→ Written instruction:
Work out how many lines hold the string "subject". Give that number and nothing more.

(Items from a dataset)

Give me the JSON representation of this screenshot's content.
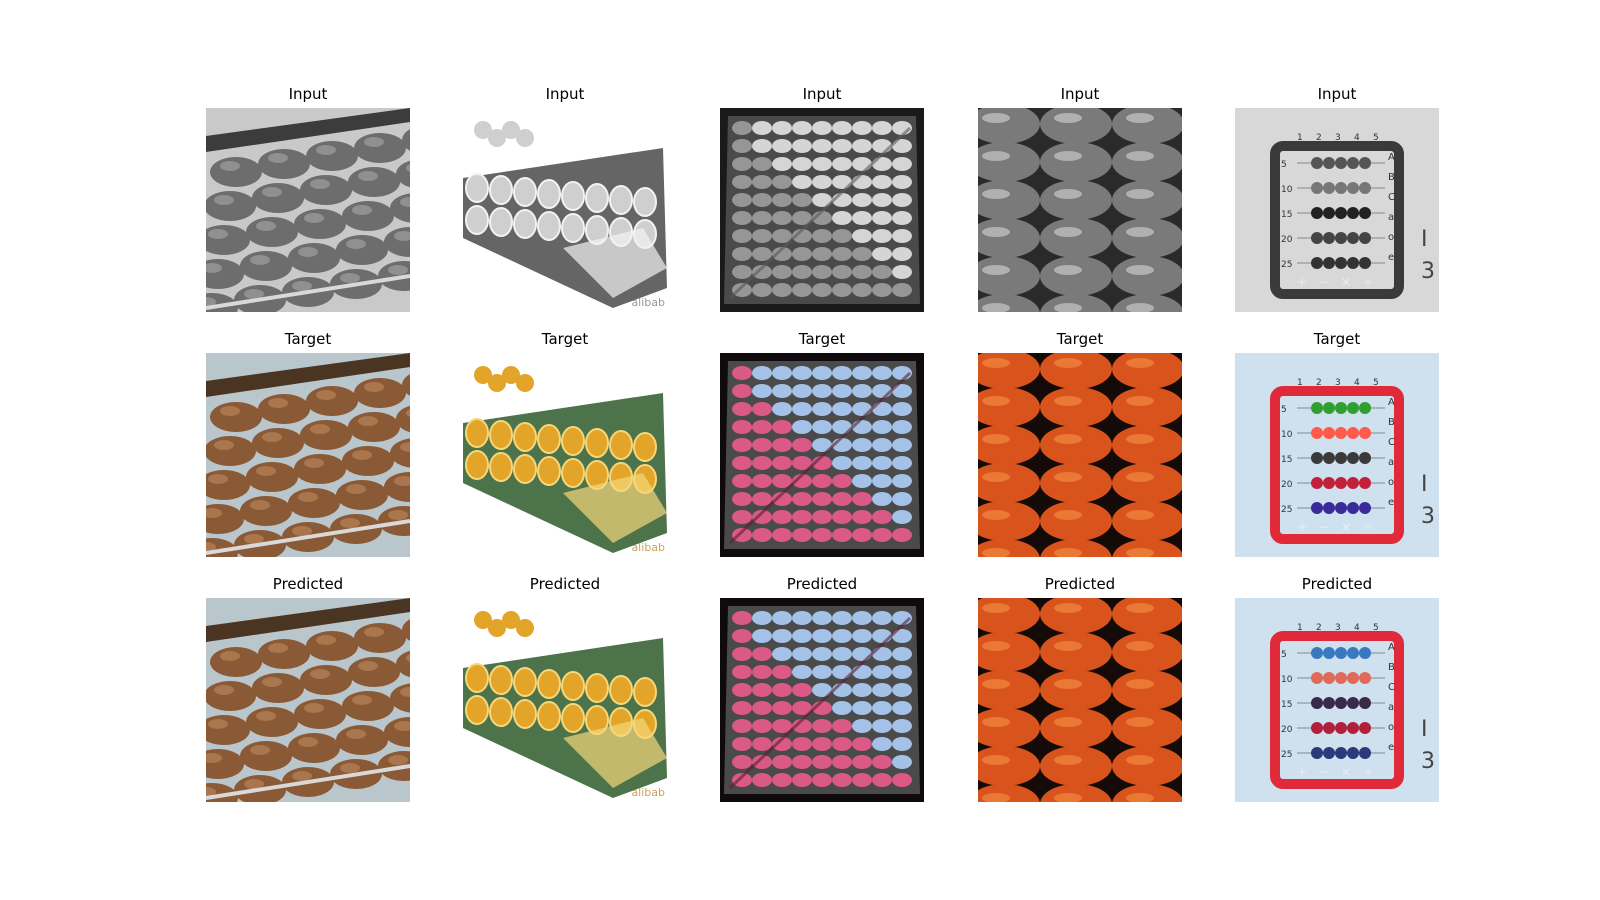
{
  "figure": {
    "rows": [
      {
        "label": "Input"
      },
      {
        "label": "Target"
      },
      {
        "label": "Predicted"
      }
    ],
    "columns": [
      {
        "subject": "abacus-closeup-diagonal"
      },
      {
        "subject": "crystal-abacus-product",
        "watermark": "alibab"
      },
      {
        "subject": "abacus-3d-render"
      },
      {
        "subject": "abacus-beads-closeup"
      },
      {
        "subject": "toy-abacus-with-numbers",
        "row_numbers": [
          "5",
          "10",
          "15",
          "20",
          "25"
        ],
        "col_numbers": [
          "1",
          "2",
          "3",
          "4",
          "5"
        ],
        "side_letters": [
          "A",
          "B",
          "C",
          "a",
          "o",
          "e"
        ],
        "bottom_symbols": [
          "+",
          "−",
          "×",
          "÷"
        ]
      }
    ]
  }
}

* * *

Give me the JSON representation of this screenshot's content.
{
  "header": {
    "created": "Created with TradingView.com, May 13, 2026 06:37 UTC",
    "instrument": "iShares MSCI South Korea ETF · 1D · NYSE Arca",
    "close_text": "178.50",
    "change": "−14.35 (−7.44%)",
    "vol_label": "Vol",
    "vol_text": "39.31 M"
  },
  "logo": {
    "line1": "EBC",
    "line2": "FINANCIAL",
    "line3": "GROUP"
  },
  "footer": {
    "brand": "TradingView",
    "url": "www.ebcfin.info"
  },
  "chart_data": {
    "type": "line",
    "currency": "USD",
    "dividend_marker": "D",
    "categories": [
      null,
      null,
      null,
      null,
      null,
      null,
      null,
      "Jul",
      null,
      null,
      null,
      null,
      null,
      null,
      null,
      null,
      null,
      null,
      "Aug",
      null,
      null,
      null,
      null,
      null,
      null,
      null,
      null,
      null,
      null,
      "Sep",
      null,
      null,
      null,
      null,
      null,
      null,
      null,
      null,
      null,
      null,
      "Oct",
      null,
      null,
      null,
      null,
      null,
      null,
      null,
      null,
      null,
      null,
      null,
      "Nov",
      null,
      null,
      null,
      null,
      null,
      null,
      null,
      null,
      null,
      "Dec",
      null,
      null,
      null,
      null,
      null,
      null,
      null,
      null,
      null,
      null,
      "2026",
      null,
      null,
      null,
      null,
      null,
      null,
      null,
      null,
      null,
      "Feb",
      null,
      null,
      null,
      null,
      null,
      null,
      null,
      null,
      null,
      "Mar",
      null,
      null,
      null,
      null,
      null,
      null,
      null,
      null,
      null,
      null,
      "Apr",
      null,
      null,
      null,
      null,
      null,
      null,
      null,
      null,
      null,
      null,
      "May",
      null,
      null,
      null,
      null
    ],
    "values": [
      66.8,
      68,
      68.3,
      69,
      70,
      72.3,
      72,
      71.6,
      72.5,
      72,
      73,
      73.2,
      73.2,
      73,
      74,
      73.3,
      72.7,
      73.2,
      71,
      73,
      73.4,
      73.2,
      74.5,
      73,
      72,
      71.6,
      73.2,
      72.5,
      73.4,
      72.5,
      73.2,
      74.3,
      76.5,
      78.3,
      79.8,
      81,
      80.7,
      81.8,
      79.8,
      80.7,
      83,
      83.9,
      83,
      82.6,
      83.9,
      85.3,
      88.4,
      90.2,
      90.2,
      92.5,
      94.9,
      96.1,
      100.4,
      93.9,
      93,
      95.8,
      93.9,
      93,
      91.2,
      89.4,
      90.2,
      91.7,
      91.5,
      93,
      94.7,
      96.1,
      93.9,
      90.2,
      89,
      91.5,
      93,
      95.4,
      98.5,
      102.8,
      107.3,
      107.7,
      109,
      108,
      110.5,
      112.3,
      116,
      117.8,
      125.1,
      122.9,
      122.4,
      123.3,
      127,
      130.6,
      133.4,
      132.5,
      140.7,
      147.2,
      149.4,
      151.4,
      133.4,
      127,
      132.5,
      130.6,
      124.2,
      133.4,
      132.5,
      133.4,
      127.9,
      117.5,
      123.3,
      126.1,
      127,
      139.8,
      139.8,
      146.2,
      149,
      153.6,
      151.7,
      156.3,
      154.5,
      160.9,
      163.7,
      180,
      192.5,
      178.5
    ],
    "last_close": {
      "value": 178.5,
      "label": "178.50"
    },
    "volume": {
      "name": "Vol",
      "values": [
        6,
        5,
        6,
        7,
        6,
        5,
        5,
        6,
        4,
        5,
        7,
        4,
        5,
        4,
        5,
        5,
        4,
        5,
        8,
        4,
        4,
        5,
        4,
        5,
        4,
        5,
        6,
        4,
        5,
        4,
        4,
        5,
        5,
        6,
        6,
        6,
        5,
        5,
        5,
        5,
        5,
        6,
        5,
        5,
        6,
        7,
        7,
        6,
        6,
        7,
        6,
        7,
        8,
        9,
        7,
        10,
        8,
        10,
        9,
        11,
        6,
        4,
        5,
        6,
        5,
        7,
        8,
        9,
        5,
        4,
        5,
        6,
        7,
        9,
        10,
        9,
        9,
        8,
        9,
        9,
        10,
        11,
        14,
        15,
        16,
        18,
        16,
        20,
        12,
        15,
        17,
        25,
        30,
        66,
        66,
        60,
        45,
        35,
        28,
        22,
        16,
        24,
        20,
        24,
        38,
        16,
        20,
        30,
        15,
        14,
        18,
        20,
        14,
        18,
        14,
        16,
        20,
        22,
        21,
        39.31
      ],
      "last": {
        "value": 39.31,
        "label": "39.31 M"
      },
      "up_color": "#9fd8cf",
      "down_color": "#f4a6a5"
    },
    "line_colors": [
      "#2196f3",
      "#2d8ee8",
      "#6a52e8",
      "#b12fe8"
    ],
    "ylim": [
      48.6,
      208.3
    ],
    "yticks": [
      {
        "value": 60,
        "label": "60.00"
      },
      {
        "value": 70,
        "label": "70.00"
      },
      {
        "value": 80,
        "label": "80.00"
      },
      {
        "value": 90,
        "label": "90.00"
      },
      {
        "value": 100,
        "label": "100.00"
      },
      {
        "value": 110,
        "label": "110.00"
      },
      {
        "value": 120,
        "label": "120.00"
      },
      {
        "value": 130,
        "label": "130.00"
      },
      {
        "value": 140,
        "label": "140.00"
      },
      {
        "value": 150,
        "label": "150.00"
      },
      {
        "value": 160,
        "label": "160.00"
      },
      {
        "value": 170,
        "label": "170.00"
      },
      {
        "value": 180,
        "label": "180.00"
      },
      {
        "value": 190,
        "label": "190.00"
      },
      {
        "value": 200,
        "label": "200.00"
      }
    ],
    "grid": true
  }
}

→ Complete response:
5